_EXERCISE TASK:_ All of the material below is to be returned exactly.

_STORED ROWS:_
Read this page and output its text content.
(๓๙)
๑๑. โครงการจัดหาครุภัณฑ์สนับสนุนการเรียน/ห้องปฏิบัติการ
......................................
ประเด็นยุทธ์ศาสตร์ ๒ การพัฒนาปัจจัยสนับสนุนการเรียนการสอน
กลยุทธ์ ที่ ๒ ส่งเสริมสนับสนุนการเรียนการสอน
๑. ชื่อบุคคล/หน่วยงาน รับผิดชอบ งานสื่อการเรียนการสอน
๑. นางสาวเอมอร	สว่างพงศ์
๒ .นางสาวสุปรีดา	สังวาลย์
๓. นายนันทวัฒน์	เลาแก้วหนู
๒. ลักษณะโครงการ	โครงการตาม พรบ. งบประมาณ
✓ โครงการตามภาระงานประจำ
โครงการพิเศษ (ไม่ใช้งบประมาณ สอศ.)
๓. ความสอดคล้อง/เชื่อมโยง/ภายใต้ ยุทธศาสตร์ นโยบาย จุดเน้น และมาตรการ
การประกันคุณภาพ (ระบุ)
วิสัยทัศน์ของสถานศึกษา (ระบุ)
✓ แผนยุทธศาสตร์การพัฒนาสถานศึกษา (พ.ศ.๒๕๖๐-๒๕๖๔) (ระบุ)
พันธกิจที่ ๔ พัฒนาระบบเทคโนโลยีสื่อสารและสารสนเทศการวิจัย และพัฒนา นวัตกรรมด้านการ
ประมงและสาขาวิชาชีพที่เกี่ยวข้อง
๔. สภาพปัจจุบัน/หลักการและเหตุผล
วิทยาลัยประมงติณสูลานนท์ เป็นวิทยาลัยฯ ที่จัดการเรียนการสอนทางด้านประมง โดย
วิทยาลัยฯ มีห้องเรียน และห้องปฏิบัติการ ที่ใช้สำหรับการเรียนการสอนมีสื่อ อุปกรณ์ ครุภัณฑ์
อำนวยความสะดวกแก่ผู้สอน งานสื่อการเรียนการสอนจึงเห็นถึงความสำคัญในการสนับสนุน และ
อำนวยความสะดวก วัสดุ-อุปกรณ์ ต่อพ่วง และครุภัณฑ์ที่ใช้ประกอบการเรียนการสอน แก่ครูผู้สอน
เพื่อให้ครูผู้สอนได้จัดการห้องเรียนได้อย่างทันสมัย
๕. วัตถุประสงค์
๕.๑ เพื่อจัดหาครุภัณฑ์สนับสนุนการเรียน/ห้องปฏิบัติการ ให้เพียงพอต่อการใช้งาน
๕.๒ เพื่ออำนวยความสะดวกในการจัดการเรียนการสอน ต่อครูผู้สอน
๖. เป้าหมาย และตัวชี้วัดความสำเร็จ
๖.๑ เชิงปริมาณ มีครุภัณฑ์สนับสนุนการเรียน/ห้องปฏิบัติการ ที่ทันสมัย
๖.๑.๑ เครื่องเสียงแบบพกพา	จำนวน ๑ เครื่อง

_SOLUTION FOR THIS PROBLEM:_
Read this page and output its text content.
(๓๙)
๑๑. โครงการจัดหาครุภัณฑ์สนับสนุนการเรียน/ห้องปฏิบัติการ
......................................
ประเด็นยุทธ์ศาสตร์ ๒ การพัฒนาปัจจัยสนับสนุนการเรียนการสอน
กลยุทธ์ ที่ ๒ ส่งเสริมสนับสนุนการเรียนการสอน
๑. ชื่อบุคคล/หน่วยงาน รับผิดชอบ งานสื่อการเรียนการสอน
๑. นางสาวเอมอร	สว่างพงศ์
๒ .นางสาวสุปรีดา	สังวาลย์
๓. นายนันทวัฒน์	เลาแก้วหนู
๒. ลักษณะโครงการ	โครงการตาม พรบ. งบประมาณ
✓ โครงการตามภาระงานประจำ
โครงการพิเศษ (ไม่ใช้งบประมาณ สอศ.)
๓. ความสอดคล้อง/เชื่อมโยง/ภายใต้ ยุทธศาสตร์ นโยบาย จุดเน้น และมาตรการ
การประกันคุณภาพ (ระบุ)
วิสัยทัศน์ของสถานศึกษา (ระบุ)
✓ แผนยุทธศาสตร์การพัฒนาสถานศึกษา (พ.ศ.๒๕๖๐-๒๕๖๔) (ระบุ)
พันธกิจที่ ๔ พัฒนาระบบเทคโนโลยีสื่อสารและสารสนเทศการวิจัย และพัฒนา นวัตกรรมด้านการ
ประมงและสาขาวิชาชีพที่เกี่ยวข้อง
๔. สภาพปัจจุบัน/หลักการและเหตุผล
วิทยาลัยประมงติณสูลานนท์ เป็นวิทยาลัยฯ ที่จัดการเรียนการสอนทางด้านประมง โดย
วิทยาลัยฯ มีห้องเรียน และห้องปฏิบัติการ ที่ใช้สำหรับการเรียนการสอนมีสื่อ อุปกรณ์ ครุภัณฑ์
อำนวยความสะดวกแก่ผู้สอน งานสื่อการเรียนการสอนจึงเห็นถึงความสำคัญในการสนับสนุน และ
อำนวยความสะดวก วัสดุ-อุปกรณ์ ต่อพ่วง และครุภัณฑ์ที่ใช้ประกอบการเรียนการสอน แก่ครูผู้สอน
เพื่อให้ครูผู้สอนได้จัดการห้องเรียนได้อย่างทันสมัย
๕. วัตถุประสงค์
๕.๑ เพื่อจัดหาครุภัณฑ์สนับสนุนการเรียน/ห้องปฏิบัติการ ให้เพียงพอต่อการใช้งาน
๕.๒ เพื่ออำนวยความสะดวกในการจัดการเรียนการสอน ต่อครูผู้สอน
๖. เป้าหมาย และตัวชี้วัดความสำเร็จ
๖.๑ เชิงปริมาณ มีครุภัณฑ์สนับสนุนการเรียน/ห้องปฏิบัติการ ที่ทันสมัย
๖.๑.๑ เครื่องเสียงแบบพกพา	จำนวน ๑ เครื่อง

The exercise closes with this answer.